Dataset content:
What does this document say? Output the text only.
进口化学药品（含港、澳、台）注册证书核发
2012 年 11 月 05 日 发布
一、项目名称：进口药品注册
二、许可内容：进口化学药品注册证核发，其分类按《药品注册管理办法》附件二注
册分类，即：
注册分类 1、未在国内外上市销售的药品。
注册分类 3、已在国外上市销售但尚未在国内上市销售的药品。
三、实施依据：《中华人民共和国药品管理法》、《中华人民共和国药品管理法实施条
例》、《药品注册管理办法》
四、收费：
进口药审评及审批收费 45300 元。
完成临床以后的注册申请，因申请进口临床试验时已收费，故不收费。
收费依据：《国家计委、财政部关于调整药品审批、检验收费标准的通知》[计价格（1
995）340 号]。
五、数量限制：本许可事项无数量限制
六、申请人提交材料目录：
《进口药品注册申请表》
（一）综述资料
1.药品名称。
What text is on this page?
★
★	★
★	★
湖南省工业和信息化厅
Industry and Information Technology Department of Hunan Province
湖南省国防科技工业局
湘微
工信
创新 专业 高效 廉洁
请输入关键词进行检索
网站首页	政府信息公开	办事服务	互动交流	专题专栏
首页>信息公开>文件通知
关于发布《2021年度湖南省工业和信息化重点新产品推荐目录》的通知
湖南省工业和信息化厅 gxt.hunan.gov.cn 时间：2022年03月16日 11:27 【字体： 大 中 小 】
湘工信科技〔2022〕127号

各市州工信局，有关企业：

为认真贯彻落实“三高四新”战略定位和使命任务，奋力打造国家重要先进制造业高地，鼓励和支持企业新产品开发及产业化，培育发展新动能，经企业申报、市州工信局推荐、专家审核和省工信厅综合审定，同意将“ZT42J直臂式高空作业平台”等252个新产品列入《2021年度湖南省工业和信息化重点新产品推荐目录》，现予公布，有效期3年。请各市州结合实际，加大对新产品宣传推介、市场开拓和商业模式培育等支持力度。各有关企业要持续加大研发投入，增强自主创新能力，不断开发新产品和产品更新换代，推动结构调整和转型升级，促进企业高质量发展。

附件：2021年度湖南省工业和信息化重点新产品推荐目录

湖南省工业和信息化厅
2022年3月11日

What you have to do:
From the listing above, copy every line that holds the string "text".

Written response:
What does this document say? Output the text only.
What text is on this page?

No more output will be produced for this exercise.